Records
»»

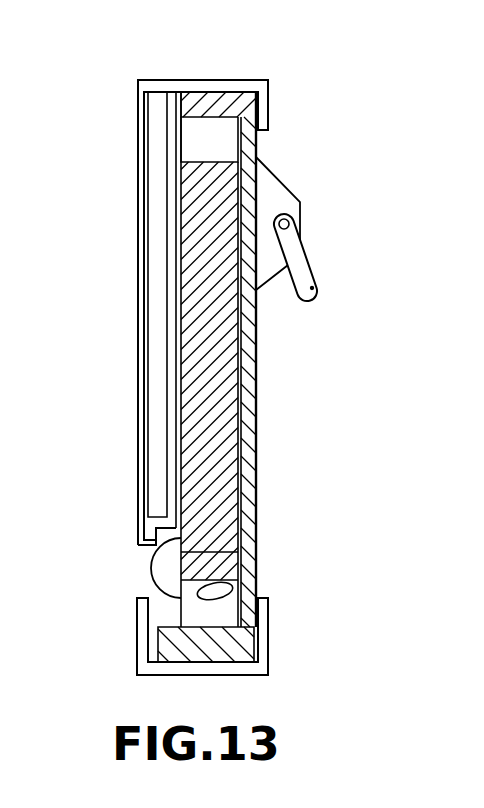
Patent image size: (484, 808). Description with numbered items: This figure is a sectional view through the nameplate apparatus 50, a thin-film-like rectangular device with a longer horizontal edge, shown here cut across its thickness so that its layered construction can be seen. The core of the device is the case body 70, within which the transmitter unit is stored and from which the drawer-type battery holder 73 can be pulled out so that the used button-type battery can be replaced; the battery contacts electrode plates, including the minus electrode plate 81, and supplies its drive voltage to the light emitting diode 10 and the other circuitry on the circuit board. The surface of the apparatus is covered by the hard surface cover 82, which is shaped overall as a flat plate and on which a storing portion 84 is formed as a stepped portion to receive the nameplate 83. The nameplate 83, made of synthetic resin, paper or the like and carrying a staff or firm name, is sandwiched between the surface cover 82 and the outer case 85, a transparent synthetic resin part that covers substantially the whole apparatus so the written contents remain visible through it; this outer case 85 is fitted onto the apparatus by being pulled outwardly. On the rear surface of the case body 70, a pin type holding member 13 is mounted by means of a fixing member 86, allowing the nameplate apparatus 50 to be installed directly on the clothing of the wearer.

The light emitting diode 10 is at (150, 570).
The pin type holding member 13 is at (320, 285).
The nameplate apparatus 50 is at (70, 419).
The case body 70 is at (227, 97).
The battery holder 73 is at (230, 177).
The minus electrode plate 81 is at (232, 584).
The surface cover 82 is at (174, 357).
The nameplate 83 is at (157, 265).
The storing portion 84 is at (163, 455).
The outer case 85 is at (158, 82).
The fixing member 86 is at (280, 200).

««

- **DESCRIPTION OF THE TASK**
Reproduce every line of the listing above word for word, leaving out the pictures.

- **FULL SOLUTION**
Patent image size: (484, 808). Description with numbered items: This figure is a sectional view through the nameplate apparatus 50, a thin-film-like rectangular device with a longer horizontal edge, shown here cut across its thickness so that its layered construction can be seen. The core of the device is the case body 70, within which the transmitter unit is stored and from which the drawer-type battery holder 73 can be pulled out so that the used button-type battery can be replaced; the battery contacts electrode plates, including the minus electrode plate 81, and supplies its drive voltage to the light emitting diode 10 and the other circuitry on the circuit board. The surface of the apparatus is covered by the hard surface cover 82, which is shaped overall as a flat plate and on which a storing portion 84 is formed as a stepped portion to receive the nameplate 83. The nameplate 83, made of synthetic resin, paper or the like and carrying a staff or firm name, is sandwiched between the surface cover 82 and the outer case 85, a transparent synthetic resin part that covers substantially the whole apparatus so the written contents remain visible through it; this outer case 85 is fitted onto the apparatus by being pulled outwardly. On the rear surface of the case body 70, a pin type holding member 13 is mounted by means of a fixing member 86, allowing the nameplate apparatus 50 to be installed directly on the clothing of the wearer.

The light emitting diode 10 is at (150, 570).
The pin type holding member 13 is at (320, 285).
The nameplate apparatus 50 is at (70, 419).
The case body 70 is at (227, 97).
The battery holder 73 is at (230, 177).
The minus electrode plate 81 is at (232, 584).
The surface cover 82 is at (174, 357).
The nameplate 83 is at (157, 265).
The storing portion 84 is at (163, 455).
The outer case 85 is at (158, 82).
The fixing member 86 is at (280, 200).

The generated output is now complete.